[Dataset listings of figures]
::::::::::

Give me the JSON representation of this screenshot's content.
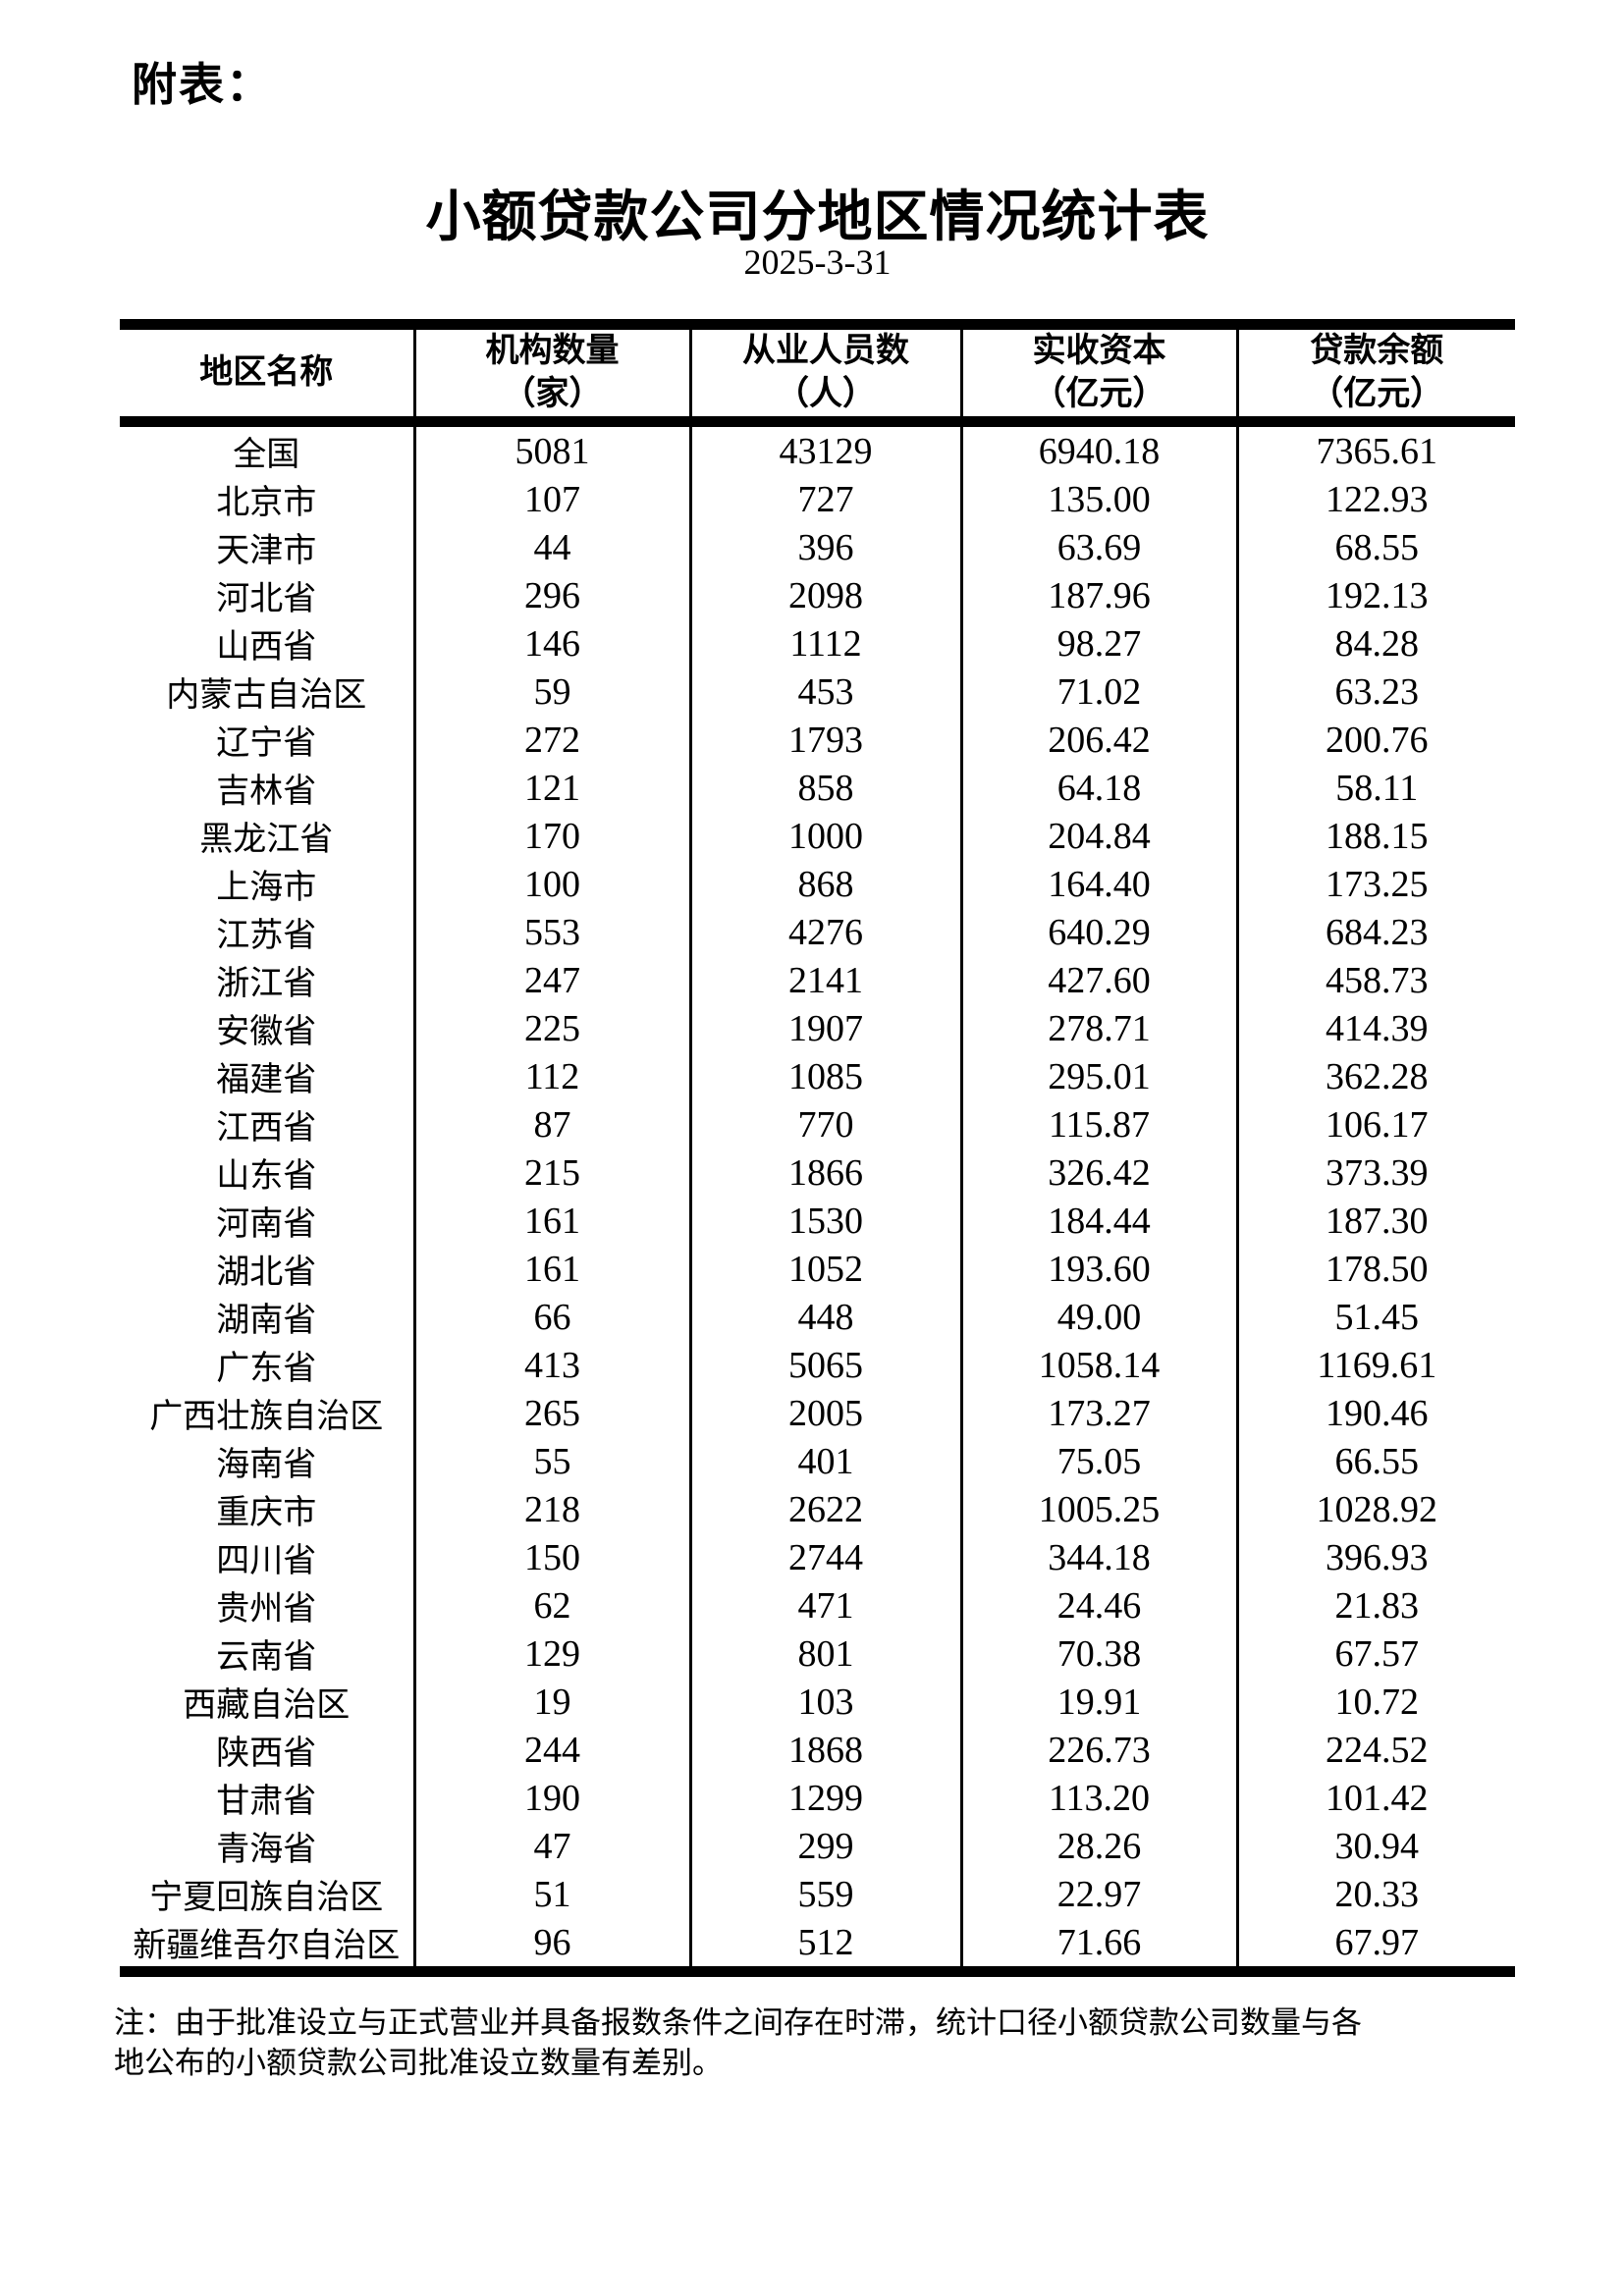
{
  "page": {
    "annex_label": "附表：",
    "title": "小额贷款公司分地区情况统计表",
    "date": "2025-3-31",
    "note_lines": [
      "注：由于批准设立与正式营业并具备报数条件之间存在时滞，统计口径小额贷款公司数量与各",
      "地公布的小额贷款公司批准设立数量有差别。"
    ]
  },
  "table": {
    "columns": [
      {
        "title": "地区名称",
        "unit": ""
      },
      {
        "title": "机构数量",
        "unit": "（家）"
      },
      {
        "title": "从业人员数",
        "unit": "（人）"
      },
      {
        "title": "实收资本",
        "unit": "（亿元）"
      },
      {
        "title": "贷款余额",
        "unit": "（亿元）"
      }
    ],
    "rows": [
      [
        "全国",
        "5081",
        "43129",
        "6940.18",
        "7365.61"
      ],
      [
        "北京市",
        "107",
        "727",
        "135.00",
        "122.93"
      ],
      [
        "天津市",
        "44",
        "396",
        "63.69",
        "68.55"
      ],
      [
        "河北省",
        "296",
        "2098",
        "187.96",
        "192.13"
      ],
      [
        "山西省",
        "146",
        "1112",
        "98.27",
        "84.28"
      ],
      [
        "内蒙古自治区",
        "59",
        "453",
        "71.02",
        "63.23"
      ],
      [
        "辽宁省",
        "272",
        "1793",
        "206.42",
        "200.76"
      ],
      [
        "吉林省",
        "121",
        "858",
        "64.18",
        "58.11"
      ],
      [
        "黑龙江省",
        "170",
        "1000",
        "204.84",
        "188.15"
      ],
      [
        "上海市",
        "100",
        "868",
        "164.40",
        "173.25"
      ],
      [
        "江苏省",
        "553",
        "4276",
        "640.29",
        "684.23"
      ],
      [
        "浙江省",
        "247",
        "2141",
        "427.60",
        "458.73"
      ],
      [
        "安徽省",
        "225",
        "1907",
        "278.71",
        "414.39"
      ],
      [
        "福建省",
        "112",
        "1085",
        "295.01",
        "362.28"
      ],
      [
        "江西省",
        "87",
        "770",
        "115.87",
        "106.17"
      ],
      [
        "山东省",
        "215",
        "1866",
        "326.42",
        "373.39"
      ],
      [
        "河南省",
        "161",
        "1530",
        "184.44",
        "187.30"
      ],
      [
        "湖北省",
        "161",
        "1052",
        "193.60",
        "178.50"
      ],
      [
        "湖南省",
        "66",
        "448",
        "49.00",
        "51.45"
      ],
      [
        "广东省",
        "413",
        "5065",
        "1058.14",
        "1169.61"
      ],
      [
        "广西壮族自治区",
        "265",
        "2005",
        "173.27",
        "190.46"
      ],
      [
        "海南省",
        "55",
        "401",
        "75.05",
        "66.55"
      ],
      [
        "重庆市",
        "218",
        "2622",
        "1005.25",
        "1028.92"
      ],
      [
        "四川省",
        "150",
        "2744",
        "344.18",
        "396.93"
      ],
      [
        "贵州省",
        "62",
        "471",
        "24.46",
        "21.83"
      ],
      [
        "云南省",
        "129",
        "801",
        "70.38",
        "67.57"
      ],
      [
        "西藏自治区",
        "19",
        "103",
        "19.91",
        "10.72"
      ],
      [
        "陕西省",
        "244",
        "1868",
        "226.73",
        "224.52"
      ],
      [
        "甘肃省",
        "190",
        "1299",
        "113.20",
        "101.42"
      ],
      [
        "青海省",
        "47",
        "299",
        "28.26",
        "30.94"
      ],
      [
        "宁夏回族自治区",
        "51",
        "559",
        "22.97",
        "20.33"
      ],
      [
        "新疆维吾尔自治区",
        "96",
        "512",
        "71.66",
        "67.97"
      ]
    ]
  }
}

::::::::::

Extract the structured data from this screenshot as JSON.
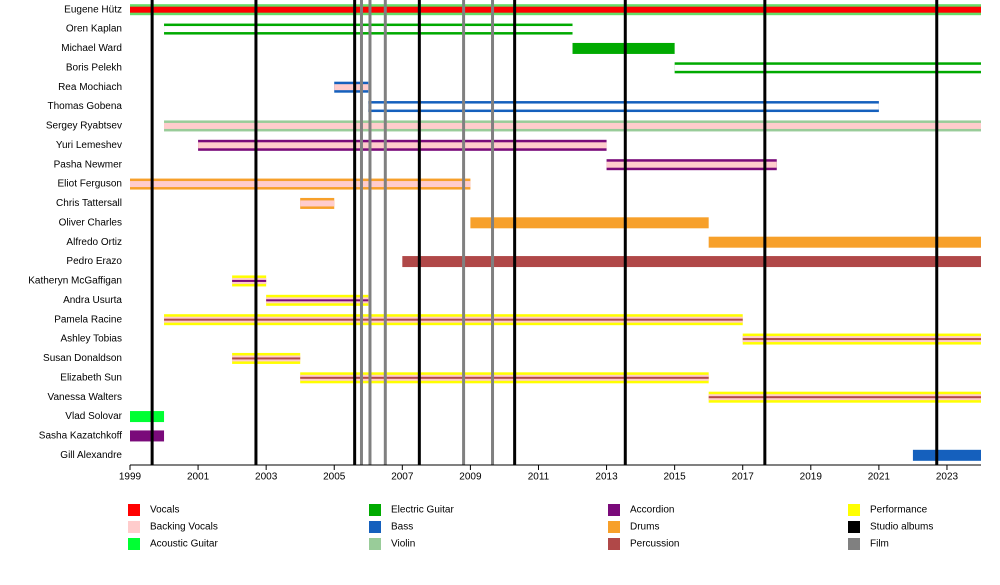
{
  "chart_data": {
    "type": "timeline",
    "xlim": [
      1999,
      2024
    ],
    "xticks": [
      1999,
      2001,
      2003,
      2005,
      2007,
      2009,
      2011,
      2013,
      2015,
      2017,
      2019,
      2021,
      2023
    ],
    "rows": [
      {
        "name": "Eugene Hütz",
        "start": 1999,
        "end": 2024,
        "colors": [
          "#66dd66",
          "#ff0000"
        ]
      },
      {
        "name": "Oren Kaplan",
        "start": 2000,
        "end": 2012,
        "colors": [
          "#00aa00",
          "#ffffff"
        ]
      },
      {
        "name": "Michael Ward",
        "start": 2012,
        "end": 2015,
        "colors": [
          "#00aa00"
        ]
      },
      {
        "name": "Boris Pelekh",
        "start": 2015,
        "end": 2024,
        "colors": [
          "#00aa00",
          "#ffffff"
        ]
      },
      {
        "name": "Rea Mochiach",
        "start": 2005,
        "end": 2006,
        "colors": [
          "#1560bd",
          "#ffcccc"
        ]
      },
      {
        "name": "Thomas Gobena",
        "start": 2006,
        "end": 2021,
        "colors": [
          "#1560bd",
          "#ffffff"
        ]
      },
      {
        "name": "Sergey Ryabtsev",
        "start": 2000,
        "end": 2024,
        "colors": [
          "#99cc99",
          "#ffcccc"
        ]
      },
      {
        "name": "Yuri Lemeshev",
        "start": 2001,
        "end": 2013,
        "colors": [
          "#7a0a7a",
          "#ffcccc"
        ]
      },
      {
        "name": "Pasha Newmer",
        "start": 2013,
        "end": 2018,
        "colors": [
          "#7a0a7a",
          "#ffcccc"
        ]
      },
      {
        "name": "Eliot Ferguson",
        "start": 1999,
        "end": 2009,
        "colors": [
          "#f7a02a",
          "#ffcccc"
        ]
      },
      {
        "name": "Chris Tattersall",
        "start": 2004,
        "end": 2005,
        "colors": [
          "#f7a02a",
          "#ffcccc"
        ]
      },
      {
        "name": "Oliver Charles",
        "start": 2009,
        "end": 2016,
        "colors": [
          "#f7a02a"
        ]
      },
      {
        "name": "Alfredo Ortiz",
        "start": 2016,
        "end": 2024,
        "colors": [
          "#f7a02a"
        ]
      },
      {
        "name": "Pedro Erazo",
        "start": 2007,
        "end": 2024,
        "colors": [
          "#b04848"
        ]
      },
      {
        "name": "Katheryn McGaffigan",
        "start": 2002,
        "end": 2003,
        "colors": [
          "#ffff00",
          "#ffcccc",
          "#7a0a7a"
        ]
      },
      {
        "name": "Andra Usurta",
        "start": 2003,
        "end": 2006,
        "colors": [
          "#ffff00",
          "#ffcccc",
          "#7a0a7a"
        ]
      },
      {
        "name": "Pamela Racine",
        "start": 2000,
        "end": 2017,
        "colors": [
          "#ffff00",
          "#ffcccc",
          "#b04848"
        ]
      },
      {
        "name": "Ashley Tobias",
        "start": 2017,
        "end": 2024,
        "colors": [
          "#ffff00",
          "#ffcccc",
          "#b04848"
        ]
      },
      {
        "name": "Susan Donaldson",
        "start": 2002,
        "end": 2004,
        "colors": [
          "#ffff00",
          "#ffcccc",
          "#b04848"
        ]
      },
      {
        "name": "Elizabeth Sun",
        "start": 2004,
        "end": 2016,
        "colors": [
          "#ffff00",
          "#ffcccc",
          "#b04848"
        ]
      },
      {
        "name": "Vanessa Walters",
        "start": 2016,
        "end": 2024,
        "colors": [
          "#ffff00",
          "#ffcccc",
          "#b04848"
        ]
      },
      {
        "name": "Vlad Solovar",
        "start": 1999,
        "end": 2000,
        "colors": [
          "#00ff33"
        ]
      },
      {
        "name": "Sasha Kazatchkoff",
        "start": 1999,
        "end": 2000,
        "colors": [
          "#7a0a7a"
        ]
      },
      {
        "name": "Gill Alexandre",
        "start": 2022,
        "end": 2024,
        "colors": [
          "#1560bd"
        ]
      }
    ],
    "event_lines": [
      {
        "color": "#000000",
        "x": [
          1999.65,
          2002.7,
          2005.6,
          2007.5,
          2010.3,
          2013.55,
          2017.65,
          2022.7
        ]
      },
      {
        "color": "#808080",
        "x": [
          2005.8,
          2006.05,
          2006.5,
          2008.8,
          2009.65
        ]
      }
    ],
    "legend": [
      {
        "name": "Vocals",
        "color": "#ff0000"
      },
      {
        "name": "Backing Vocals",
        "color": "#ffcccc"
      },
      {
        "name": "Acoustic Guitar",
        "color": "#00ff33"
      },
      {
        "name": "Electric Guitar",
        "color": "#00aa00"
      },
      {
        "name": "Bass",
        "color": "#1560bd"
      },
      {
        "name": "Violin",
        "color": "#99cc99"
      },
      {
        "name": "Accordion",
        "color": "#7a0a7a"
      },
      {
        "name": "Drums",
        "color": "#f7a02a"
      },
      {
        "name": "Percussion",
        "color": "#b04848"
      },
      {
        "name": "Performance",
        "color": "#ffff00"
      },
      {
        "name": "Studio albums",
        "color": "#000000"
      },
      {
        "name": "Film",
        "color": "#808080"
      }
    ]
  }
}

::::::::::

→ **Given request**
Copy every line from the entries that contains the word "screenshot".

→ **Answer**
Give me the JSON representation of this screenshot's content.
Extract the structured data from this screenshot as JSON.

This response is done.